**INSTRUCTIONS FOR THE TASK:** Look over the lines below. Report each one that includes the string "this".

**EXCERPTED DATA:**
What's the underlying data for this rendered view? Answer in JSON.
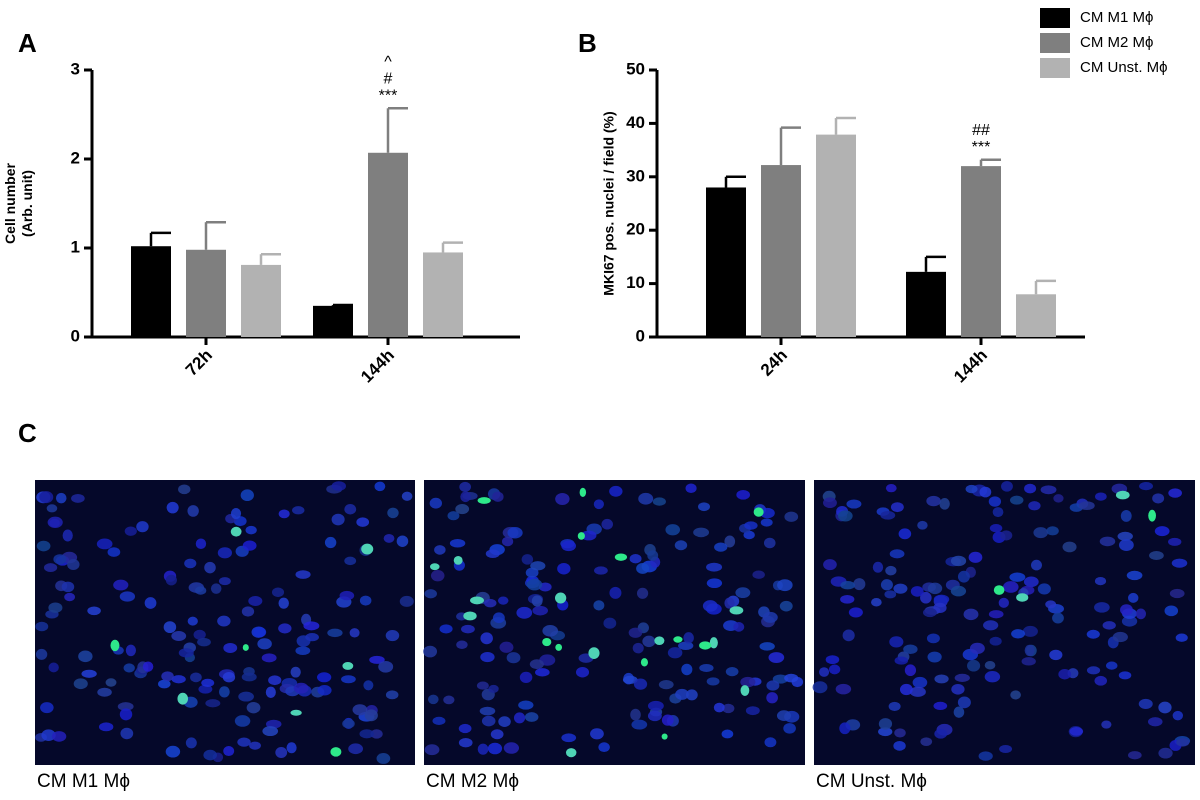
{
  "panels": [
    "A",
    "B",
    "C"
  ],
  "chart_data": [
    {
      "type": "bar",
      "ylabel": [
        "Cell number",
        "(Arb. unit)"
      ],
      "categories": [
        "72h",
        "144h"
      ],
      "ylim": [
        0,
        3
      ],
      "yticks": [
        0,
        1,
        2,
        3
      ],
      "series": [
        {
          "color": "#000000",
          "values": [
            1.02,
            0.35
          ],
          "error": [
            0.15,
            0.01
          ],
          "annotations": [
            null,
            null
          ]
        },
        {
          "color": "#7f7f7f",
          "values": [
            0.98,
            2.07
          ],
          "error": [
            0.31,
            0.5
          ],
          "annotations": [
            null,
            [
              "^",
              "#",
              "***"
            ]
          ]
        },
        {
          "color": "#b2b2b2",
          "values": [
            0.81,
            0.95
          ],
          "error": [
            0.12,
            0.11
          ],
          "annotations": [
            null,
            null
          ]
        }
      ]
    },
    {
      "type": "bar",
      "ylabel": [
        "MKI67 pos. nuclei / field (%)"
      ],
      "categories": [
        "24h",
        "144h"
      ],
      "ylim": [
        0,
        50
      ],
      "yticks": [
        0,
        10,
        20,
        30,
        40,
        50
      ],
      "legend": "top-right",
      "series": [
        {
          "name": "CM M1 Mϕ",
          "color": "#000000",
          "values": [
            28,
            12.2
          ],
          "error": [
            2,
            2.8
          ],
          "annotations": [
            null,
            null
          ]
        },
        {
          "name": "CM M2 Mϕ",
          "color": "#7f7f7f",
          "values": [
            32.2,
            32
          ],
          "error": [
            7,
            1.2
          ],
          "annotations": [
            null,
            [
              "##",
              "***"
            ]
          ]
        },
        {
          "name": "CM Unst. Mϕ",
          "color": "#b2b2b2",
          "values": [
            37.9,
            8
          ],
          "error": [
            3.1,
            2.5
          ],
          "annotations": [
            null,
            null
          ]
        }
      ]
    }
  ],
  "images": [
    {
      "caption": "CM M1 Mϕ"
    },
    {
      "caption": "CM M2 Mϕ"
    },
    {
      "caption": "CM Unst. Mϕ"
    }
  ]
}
==
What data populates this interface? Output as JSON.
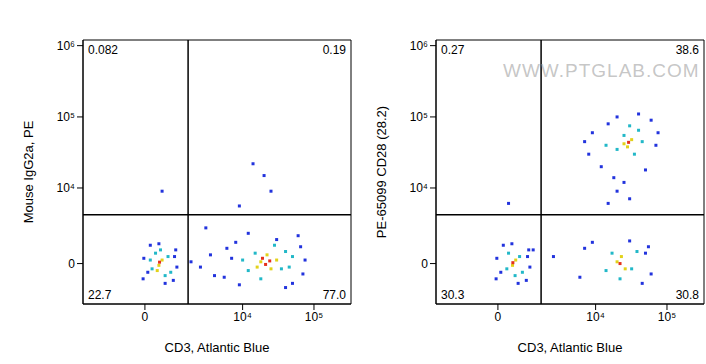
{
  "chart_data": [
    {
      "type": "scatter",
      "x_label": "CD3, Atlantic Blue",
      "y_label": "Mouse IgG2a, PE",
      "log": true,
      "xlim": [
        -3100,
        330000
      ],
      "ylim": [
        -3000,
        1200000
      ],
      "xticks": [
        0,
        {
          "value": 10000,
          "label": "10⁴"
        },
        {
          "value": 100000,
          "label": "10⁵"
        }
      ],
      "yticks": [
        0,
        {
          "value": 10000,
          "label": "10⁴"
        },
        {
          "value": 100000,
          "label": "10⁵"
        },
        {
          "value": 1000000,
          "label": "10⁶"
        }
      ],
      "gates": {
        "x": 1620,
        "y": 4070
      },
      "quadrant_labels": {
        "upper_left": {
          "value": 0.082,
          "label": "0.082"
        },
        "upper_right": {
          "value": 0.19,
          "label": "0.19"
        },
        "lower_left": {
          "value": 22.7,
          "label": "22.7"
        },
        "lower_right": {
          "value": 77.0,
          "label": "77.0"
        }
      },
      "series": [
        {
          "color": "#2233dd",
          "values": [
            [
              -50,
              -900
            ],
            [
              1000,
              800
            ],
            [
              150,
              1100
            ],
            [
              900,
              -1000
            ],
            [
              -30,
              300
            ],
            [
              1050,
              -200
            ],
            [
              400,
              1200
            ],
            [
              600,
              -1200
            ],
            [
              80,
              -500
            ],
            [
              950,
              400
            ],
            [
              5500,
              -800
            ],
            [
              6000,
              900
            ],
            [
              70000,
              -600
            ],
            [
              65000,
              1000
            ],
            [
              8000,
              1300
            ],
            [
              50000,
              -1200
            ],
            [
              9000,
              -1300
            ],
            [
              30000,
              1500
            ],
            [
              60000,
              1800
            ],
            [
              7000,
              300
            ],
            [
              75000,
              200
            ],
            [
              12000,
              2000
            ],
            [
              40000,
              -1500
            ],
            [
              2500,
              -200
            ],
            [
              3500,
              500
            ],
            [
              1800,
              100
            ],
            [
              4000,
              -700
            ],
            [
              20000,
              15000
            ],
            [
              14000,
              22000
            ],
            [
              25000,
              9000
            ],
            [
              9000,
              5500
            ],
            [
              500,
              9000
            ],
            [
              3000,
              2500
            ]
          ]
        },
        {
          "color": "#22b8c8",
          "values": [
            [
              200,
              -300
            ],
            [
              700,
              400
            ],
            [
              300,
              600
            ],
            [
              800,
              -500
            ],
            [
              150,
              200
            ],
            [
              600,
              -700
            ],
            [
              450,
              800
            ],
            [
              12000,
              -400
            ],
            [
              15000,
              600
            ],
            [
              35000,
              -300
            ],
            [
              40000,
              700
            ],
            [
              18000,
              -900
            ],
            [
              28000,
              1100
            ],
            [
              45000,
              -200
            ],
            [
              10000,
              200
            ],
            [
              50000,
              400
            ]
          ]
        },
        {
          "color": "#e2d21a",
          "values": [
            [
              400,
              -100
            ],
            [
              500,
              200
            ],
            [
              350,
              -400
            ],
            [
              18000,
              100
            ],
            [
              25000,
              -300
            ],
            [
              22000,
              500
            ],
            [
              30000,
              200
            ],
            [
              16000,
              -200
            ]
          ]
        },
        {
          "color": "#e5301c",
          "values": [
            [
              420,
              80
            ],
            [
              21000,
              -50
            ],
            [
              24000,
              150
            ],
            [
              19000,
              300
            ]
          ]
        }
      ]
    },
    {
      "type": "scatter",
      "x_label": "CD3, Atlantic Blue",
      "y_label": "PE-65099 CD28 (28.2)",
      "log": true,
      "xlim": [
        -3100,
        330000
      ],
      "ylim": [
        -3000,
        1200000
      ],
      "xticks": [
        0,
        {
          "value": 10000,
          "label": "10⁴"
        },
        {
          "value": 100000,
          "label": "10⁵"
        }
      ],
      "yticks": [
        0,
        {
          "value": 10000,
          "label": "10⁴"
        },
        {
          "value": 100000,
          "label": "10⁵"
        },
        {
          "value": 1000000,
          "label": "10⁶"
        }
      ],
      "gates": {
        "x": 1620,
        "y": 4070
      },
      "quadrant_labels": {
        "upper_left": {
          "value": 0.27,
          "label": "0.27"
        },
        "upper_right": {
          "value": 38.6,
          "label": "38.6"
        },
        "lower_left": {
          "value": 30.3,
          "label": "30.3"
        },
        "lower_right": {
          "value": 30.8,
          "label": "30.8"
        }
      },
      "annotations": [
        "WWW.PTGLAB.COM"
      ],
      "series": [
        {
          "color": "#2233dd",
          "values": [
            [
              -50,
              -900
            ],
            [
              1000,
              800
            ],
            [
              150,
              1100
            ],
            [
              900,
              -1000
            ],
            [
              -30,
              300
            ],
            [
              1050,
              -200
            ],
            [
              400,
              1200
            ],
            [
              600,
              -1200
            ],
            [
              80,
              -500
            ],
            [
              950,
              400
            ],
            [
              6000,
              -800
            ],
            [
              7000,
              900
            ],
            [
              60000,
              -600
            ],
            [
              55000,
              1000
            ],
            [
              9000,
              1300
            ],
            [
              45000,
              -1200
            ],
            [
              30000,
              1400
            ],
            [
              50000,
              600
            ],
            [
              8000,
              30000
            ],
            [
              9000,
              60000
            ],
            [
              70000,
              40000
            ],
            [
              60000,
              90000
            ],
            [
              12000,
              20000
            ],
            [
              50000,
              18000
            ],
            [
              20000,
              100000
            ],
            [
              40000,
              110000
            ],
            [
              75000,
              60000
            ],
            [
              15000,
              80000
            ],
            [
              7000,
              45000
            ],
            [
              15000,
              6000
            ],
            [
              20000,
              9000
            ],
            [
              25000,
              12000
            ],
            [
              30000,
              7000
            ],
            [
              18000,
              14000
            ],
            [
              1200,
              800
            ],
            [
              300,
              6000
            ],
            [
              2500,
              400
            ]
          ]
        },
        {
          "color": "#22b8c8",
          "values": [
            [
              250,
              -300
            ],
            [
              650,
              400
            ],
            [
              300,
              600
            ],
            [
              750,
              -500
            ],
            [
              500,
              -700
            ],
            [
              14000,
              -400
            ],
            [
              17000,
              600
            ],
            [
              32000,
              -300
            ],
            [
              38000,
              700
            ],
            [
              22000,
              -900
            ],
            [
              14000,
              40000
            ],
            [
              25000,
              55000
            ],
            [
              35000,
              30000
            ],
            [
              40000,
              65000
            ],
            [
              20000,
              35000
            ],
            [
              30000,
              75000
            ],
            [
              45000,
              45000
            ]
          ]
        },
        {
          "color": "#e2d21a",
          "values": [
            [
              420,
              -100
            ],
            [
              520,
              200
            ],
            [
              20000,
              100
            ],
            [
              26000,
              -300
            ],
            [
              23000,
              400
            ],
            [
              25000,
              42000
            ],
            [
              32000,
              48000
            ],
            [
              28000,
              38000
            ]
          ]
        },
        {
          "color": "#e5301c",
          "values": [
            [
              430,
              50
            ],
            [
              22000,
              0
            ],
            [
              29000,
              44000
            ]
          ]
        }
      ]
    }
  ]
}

**WRITTEN REPLY:**
What's the underlying data for this rendered view? Answer in JSON.
What data populates this interface? Output as JSON.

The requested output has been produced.